Write out the whole listing, matching it exactly.
========================================================================
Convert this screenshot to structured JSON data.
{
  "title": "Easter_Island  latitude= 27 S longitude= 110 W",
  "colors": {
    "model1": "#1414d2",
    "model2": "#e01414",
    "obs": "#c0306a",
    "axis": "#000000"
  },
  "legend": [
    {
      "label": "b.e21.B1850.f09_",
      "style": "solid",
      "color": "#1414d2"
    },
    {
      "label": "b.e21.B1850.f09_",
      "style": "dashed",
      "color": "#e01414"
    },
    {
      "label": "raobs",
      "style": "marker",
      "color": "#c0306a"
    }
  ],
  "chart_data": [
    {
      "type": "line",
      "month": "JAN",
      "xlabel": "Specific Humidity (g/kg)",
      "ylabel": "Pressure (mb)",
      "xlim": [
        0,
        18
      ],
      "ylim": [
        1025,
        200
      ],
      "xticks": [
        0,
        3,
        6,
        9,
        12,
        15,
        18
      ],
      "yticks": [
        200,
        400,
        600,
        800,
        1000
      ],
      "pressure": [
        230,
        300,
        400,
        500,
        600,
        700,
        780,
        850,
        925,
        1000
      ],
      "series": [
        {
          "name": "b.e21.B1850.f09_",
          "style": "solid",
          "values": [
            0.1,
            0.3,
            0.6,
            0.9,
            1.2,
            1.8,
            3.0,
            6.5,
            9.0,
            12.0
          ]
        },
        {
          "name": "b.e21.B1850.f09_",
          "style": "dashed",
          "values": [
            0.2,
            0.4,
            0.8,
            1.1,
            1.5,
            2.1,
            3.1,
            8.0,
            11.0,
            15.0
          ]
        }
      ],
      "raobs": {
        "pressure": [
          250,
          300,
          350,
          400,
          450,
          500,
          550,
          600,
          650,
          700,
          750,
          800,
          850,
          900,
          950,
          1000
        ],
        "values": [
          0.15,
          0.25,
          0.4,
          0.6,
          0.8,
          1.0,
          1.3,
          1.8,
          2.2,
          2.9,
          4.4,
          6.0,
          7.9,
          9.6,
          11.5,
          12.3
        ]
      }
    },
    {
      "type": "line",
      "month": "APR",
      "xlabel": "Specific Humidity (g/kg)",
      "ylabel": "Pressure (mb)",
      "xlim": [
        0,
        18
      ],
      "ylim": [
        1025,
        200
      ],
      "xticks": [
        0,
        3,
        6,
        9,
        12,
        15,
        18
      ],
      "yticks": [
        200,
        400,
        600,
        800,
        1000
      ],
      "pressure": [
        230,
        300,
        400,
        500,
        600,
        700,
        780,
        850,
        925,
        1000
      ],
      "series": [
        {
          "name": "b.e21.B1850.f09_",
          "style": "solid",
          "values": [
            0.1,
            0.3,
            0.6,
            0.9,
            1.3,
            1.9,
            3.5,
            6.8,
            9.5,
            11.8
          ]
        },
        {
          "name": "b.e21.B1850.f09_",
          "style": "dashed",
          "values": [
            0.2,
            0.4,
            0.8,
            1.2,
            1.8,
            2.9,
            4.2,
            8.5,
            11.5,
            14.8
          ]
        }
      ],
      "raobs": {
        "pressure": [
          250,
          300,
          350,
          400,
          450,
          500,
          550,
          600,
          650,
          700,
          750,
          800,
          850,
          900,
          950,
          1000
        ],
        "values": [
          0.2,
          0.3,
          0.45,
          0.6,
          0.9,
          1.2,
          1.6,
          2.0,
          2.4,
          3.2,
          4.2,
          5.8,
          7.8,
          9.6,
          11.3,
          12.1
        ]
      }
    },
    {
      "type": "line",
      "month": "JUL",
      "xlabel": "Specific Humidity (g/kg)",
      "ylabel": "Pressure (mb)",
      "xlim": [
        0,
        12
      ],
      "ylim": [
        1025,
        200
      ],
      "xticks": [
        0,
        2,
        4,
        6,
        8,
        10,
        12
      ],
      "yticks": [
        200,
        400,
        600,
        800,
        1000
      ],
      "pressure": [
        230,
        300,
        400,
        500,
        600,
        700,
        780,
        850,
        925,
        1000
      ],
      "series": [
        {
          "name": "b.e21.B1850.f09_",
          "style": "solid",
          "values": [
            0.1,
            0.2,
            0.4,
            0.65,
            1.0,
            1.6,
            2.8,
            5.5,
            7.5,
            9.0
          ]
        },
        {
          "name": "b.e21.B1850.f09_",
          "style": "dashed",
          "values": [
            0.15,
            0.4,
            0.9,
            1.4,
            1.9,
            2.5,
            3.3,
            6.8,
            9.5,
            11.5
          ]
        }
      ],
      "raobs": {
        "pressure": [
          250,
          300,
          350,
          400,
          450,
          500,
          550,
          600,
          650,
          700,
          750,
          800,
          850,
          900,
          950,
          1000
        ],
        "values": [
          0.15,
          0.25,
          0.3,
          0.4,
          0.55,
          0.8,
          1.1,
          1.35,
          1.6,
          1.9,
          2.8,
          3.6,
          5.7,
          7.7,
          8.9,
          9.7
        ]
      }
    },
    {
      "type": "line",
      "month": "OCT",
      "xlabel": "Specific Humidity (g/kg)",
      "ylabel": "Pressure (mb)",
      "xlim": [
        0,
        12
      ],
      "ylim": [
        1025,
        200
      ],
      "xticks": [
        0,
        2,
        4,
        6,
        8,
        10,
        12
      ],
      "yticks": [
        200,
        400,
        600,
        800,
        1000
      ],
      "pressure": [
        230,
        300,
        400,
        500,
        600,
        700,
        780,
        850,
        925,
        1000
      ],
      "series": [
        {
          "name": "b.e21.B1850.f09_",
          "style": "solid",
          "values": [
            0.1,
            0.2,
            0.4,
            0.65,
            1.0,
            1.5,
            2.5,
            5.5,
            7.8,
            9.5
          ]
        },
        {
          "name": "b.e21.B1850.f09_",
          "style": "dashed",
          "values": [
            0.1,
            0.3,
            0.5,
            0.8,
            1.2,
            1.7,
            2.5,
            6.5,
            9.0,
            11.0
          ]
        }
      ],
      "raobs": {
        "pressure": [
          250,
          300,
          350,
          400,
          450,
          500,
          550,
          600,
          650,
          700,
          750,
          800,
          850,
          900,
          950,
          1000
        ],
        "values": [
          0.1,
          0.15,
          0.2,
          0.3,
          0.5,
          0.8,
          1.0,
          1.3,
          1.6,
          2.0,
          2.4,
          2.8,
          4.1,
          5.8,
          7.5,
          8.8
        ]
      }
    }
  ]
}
========================================================================
- Result for this task -
Convert this screenshot to structured JSON data.
{
  "title": "Easter_Island  latitude= 27 S longitude= 110 W",
  "colors": {
    "model1": "#1414d2",
    "model2": "#e01414",
    "obs": "#c0306a",
    "axis": "#000000"
  },
  "legend": [
    {
      "label": "b.e21.B1850.f09_",
      "style": "solid",
      "color": "#1414d2"
    },
    {
      "label": "b.e21.B1850.f09_",
      "style": "dashed",
      "color": "#e01414"
    },
    {
      "label": "raobs",
      "style": "marker",
      "color": "#c0306a"
    }
  ],
  "chart_data": [
    {
      "type": "line",
      "month": "JAN",
      "xlabel": "Specific Humidity (g/kg)",
      "ylabel": "Pressure (mb)",
      "xlim": [
        0,
        18
      ],
      "ylim": [
        1025,
        200
      ],
      "xticks": [
        0,
        3,
        6,
        9,
        12,
        15,
        18
      ],
      "yticks": [
        200,
        400,
        600,
        800,
        1000
      ],
      "pressure": [
        230,
        300,
        400,
        500,
        600,
        700,
        780,
        850,
        925,
        1000
      ],
      "series": [
        {
          "name": "b.e21.B1850.f09_",
          "style": "solid",
          "values": [
            0.1,
            0.3,
            0.6,
            0.9,
            1.2,
            1.8,
            3.0,
            6.5,
            9.0,
            12.0
          ]
        },
        {
          "name": "b.e21.B1850.f09_",
          "style": "dashed",
          "values": [
            0.2,
            0.4,
            0.8,
            1.1,
            1.5,
            2.1,
            3.1,
            8.0,
            11.0,
            15.0
          ]
        }
      ],
      "raobs": {
        "pressure": [
          250,
          300,
          350,
          400,
          450,
          500,
          550,
          600,
          650,
          700,
          750,
          800,
          850,
          900,
          950,
          1000
        ],
        "values": [
          0.15,
          0.25,
          0.4,
          0.6,
          0.8,
          1.0,
          1.3,
          1.8,
          2.2,
          2.9,
          4.4,
          6.0,
          7.9,
          9.6,
          11.5,
          12.3
        ]
      }
    },
    {
      "type": "line",
      "month": "APR",
      "xlabel": "Specific Humidity (g/kg)",
      "ylabel": "Pressure (mb)",
      "xlim": [
        0,
        18
      ],
      "ylim": [
        1025,
        200
      ],
      "xticks": [
        0,
        3,
        6,
        9,
        12,
        15,
        18
      ],
      "yticks": [
        200,
        400,
        600,
        800,
        1000
      ],
      "pressure": [
        230,
        300,
        400,
        500,
        600,
        700,
        780,
        850,
        925,
        1000
      ],
      "series": [
        {
          "name": "b.e21.B1850.f09_",
          "style": "solid",
          "values": [
            0.1,
            0.3,
            0.6,
            0.9,
            1.3,
            1.9,
            3.5,
            6.8,
            9.5,
            11.8
          ]
        },
        {
          "name": "b.e21.B1850.f09_",
          "style": "dashed",
          "values": [
            0.2,
            0.4,
            0.8,
            1.2,
            1.8,
            2.9,
            4.2,
            8.5,
            11.5,
            14.8
          ]
        }
      ],
      "raobs": {
        "pressure": [
          250,
          300,
          350,
          400,
          450,
          500,
          550,
          600,
          650,
          700,
          750,
          800,
          850,
          900,
          950,
          1000
        ],
        "values": [
          0.2,
          0.3,
          0.45,
          0.6,
          0.9,
          1.2,
          1.6,
          2.0,
          2.4,
          3.2,
          4.2,
          5.8,
          7.8,
          9.6,
          11.3,
          12.1
        ]
      }
    },
    {
      "type": "line",
      "month": "JUL",
      "xlabel": "Specific Humidity (g/kg)",
      "ylabel": "Pressure (mb)",
      "xlim": [
        0,
        12
      ],
      "ylim": [
        1025,
        200
      ],
      "xticks": [
        0,
        2,
        4,
        6,
        8,
        10,
        12
      ],
      "yticks": [
        200,
        400,
        600,
        800,
        1000
      ],
      "pressure": [
        230,
        300,
        400,
        500,
        600,
        700,
        780,
        850,
        925,
        1000
      ],
      "series": [
        {
          "name": "b.e21.B1850.f09_",
          "style": "solid",
          "values": [
            0.1,
            0.2,
            0.4,
            0.65,
            1.0,
            1.6,
            2.8,
            5.5,
            7.5,
            9.0
          ]
        },
        {
          "name": "b.e21.B1850.f09_",
          "style": "dashed",
          "values": [
            0.15,
            0.4,
            0.9,
            1.4,
            1.9,
            2.5,
            3.3,
            6.8,
            9.5,
            11.5
          ]
        }
      ],
      "raobs": {
        "pressure": [
          250,
          300,
          350,
          400,
          450,
          500,
          550,
          600,
          650,
          700,
          750,
          800,
          850,
          900,
          950,
          1000
        ],
        "values": [
          0.15,
          0.25,
          0.3,
          0.4,
          0.55,
          0.8,
          1.1,
          1.35,
          1.6,
          1.9,
          2.8,
          3.6,
          5.7,
          7.7,
          8.9,
          9.7
        ]
      }
    },
    {
      "type": "line",
      "month": "OCT",
      "xlabel": "Specific Humidity (g/kg)",
      "ylabel": "Pressure (mb)",
      "xlim": [
        0,
        12
      ],
      "ylim": [
        1025,
        200
      ],
      "xticks": [
        0,
        2,
        4,
        6,
        8,
        10,
        12
      ],
      "yticks": [
        200,
        400,
        600,
        800,
        1000
      ],
      "pressure": [
        230,
        300,
        400,
        500,
        600,
        700,
        780,
        850,
        925,
        1000
      ],
      "series": [
        {
          "name": "b.e21.B1850.f09_",
          "style": "solid",
          "values": [
            0.1,
            0.2,
            0.4,
            0.65,
            1.0,
            1.5,
            2.5,
            5.5,
            7.8,
            9.5
          ]
        },
        {
          "name": "b.e21.B1850.f09_",
          "style": "dashed",
          "values": [
            0.1,
            0.3,
            0.5,
            0.8,
            1.2,
            1.7,
            2.5,
            6.5,
            9.0,
            11.0
          ]
        }
      ],
      "raobs": {
        "pressure": [
          250,
          300,
          350,
          400,
          450,
          500,
          550,
          600,
          650,
          700,
          750,
          800,
          850,
          900,
          950,
          1000
        ],
        "values": [
          0.1,
          0.15,
          0.2,
          0.3,
          0.5,
          0.8,
          1.0,
          1.3,
          1.6,
          2.0,
          2.4,
          2.8,
          4.1,
          5.8,
          7.5,
          8.8
        ]
      }
    }
  ]
}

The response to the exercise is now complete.